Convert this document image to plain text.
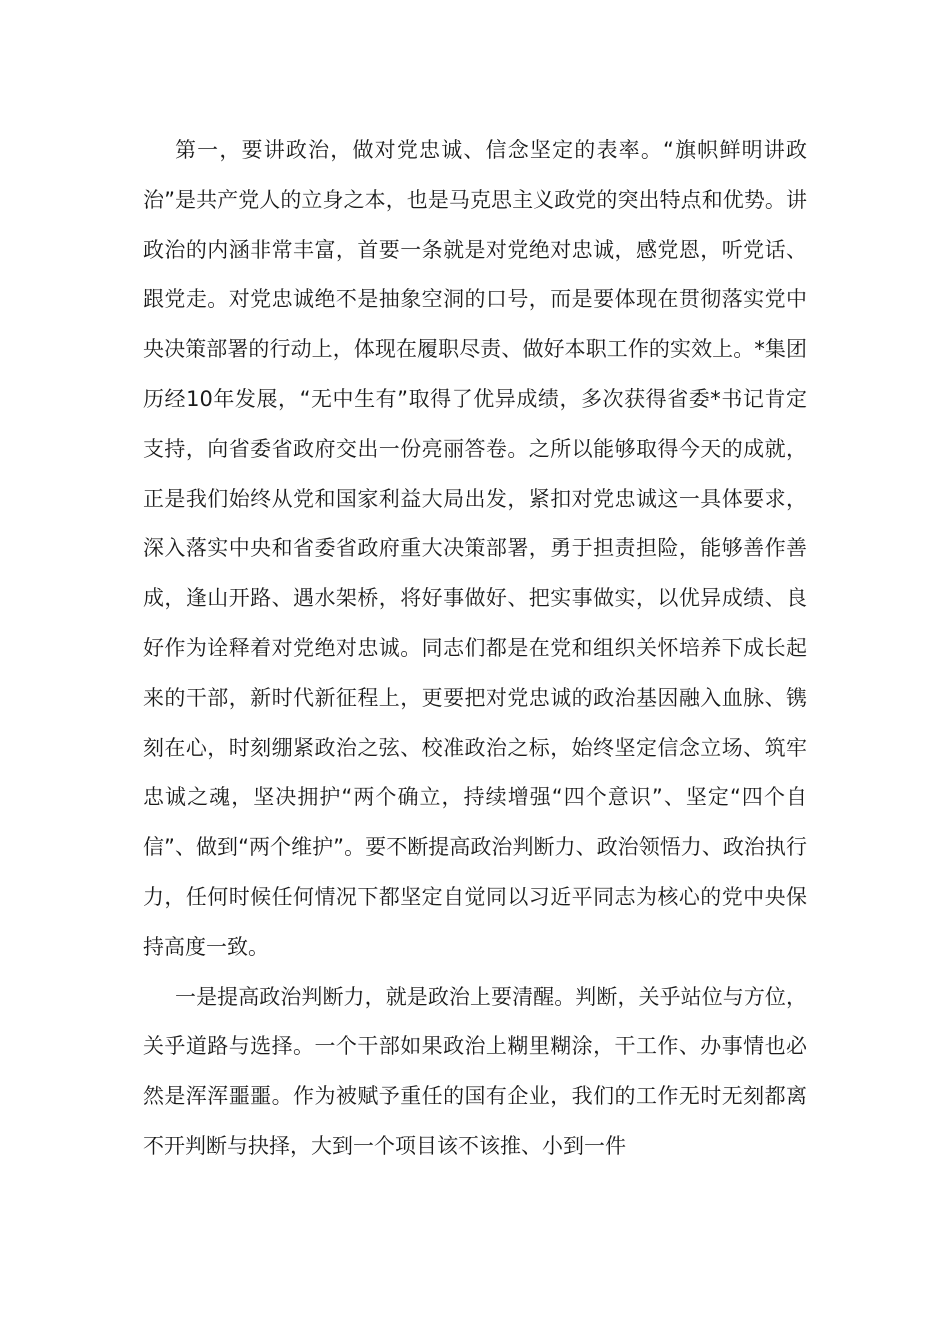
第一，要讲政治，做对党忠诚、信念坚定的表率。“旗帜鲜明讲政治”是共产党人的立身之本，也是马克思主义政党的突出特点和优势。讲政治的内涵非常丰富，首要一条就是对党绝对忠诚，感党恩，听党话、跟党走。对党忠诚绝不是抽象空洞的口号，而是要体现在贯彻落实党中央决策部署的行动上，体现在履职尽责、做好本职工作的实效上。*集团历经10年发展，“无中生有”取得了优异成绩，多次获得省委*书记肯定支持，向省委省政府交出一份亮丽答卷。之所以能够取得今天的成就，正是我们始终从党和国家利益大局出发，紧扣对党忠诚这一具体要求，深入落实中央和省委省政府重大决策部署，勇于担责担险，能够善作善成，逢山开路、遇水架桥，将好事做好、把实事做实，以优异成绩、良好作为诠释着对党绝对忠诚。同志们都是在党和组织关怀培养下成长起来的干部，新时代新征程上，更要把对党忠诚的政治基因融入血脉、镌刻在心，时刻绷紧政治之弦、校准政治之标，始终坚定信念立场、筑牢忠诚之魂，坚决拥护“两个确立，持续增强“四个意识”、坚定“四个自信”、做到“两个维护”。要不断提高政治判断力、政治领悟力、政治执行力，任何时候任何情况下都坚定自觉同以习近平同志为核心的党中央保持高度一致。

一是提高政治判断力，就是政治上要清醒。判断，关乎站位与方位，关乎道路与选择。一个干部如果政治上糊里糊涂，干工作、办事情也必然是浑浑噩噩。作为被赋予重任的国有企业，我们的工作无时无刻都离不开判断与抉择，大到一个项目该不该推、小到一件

...

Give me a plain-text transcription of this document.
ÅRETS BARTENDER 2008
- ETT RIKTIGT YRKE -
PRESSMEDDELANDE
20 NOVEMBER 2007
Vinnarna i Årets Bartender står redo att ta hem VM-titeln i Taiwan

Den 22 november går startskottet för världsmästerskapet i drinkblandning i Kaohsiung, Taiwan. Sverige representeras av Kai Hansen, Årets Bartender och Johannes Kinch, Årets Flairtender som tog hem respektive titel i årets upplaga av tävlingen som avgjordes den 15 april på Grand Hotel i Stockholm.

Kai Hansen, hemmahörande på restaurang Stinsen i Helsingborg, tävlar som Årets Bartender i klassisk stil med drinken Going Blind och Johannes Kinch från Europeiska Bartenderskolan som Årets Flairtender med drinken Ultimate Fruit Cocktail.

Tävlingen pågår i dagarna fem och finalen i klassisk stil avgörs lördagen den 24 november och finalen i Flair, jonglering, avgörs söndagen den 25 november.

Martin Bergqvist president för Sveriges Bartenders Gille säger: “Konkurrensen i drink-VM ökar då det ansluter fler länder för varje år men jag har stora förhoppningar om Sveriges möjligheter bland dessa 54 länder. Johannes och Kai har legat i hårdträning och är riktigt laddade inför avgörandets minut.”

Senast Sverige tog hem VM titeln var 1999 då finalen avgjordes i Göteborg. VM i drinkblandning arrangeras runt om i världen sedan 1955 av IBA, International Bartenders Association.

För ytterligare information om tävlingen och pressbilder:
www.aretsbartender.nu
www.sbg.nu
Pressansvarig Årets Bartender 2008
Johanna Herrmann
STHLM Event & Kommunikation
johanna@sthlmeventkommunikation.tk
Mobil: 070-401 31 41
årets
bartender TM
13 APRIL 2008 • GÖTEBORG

==

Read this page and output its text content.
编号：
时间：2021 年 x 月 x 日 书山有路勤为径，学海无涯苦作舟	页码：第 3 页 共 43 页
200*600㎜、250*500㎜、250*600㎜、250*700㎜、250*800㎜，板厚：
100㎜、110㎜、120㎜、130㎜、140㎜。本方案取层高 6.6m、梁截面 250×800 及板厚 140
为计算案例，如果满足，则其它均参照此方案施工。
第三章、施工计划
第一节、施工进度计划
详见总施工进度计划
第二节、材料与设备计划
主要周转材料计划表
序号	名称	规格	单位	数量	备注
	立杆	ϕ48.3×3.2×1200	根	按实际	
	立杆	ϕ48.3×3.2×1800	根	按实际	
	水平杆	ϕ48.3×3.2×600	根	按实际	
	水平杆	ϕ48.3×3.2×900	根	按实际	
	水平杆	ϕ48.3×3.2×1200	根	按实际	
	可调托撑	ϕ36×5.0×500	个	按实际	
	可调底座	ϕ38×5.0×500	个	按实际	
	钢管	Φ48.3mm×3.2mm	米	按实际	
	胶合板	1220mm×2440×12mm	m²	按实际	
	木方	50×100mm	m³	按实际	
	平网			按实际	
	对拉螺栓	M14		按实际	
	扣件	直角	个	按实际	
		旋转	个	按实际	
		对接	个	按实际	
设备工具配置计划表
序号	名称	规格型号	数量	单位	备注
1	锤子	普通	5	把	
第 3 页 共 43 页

WORK REQUIRED: Provide solely the number of lines in the data that include the word "Taiwan".

RESPONSE TO THE EXERCISE: 2